* [TASK GOAL]:
Repeat each entry as written, dropping any picture you find.

[Collected data entries]
[start]
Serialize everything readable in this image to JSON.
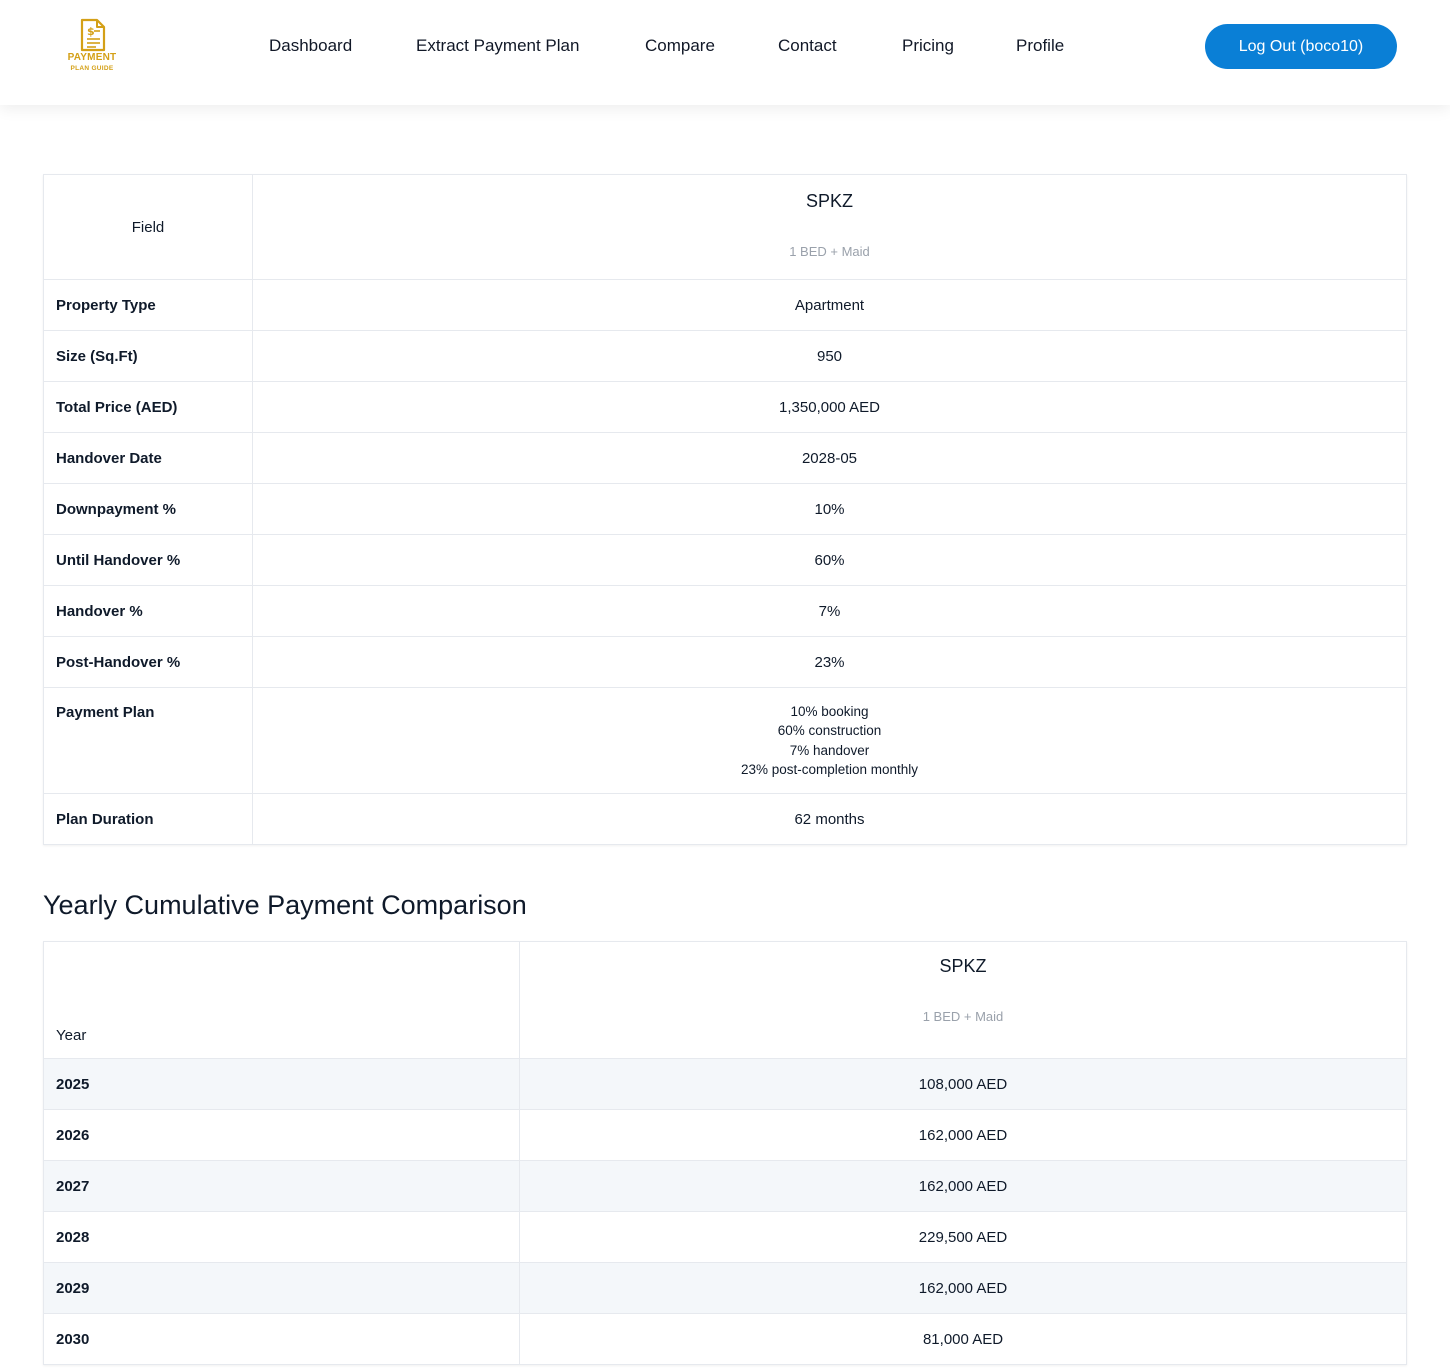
{
  "header": {
    "logo_line1": "PAYMENT",
    "logo_line2": "PLAN GUIDE",
    "nav": [
      "Dashboard",
      "Extract Payment Plan",
      "Compare",
      "Contact",
      "Pricing",
      "Profile"
    ],
    "logout_label": "Log Out (boco10)"
  },
  "comparison": {
    "field_header": "Field",
    "property": {
      "name": "SPKZ",
      "unit": "1 BED + Maid"
    },
    "rows": [
      {
        "label": "Property Type",
        "value": "Apartment"
      },
      {
        "label": "Size (Sq.Ft)",
        "value": "950"
      },
      {
        "label": "Total Price (AED)",
        "value": "1,350,000 AED"
      },
      {
        "label": "Handover Date",
        "value": "2028-05"
      },
      {
        "label": "Downpayment %",
        "value": "10%"
      },
      {
        "label": "Until Handover %",
        "value": "60%"
      },
      {
        "label": "Handover %",
        "value": "7%"
      },
      {
        "label": "Post-Handover %",
        "value": "23%"
      }
    ],
    "payment_plan": {
      "label": "Payment Plan",
      "lines": [
        "10% booking",
        "60% construction",
        "7% handover",
        "23% post-completion monthly"
      ]
    },
    "duration": {
      "label": "Plan Duration",
      "value": "62 months"
    }
  },
  "yearly": {
    "title": "Yearly Cumulative Payment Comparison",
    "year_header": "Year",
    "property": {
      "name": "SPKZ",
      "unit": "1 BED + Maid"
    },
    "rows": [
      {
        "year": "2025",
        "amount": "108,000 AED"
      },
      {
        "year": "2026",
        "amount": "162,000 AED"
      },
      {
        "year": "2027",
        "amount": "162,000 AED"
      },
      {
        "year": "2028",
        "amount": "229,500 AED"
      },
      {
        "year": "2029",
        "amount": "162,000 AED"
      },
      {
        "year": "2030",
        "amount": "81,000 AED"
      }
    ]
  },
  "colors": {
    "accent": "#0a7fd6",
    "logo_gold": "#d4a017",
    "stripe": "#f4f7fa"
  },
  "icons": {
    "logo": "document-dollar-icon"
  }
}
[end]
* [SOLUTION FOR THIS EXERCISE]:
Serialize everything readable in this image to JSON.
{
  "header": {
    "logo_line1": "PAYMENT",
    "logo_line2": "PLAN GUIDE",
    "nav": [
      "Dashboard",
      "Extract Payment Plan",
      "Compare",
      "Contact",
      "Pricing",
      "Profile"
    ],
    "logout_label": "Log Out (boco10)"
  },
  "comparison": {
    "field_header": "Field",
    "property": {
      "name": "SPKZ",
      "unit": "1 BED + Maid"
    },
    "rows": [
      {
        "label": "Property Type",
        "value": "Apartment"
      },
      {
        "label": "Size (Sq.Ft)",
        "value": "950"
      },
      {
        "label": "Total Price (AED)",
        "value": "1,350,000 AED"
      },
      {
        "label": "Handover Date",
        "value": "2028-05"
      },
      {
        "label": "Downpayment %",
        "value": "10%"
      },
      {
        "label": "Until Handover %",
        "value": "60%"
      },
      {
        "label": "Handover %",
        "value": "7%"
      },
      {
        "label": "Post-Handover %",
        "value": "23%"
      }
    ],
    "payment_plan": {
      "label": "Payment Plan",
      "lines": [
        "10% booking",
        "60% construction",
        "7% handover",
        "23% post-completion monthly"
      ]
    },
    "duration": {
      "label": "Plan Duration",
      "value": "62 months"
    }
  },
  "yearly": {
    "title": "Yearly Cumulative Payment Comparison",
    "year_header": "Year",
    "property": {
      "name": "SPKZ",
      "unit": "1 BED + Maid"
    },
    "rows": [
      {
        "year": "2025",
        "amount": "108,000 AED"
      },
      {
        "year": "2026",
        "amount": "162,000 AED"
      },
      {
        "year": "2027",
        "amount": "162,000 AED"
      },
      {
        "year": "2028",
        "amount": "229,500 AED"
      },
      {
        "year": "2029",
        "amount": "162,000 AED"
      },
      {
        "year": "2030",
        "amount": "81,000 AED"
      }
    ]
  },
  "colors": {
    "accent": "#0a7fd6",
    "logo_gold": "#d4a017",
    "stripe": "#f4f7fa"
  },
  "icons": {
    "logo": "document-dollar-icon"
  }
}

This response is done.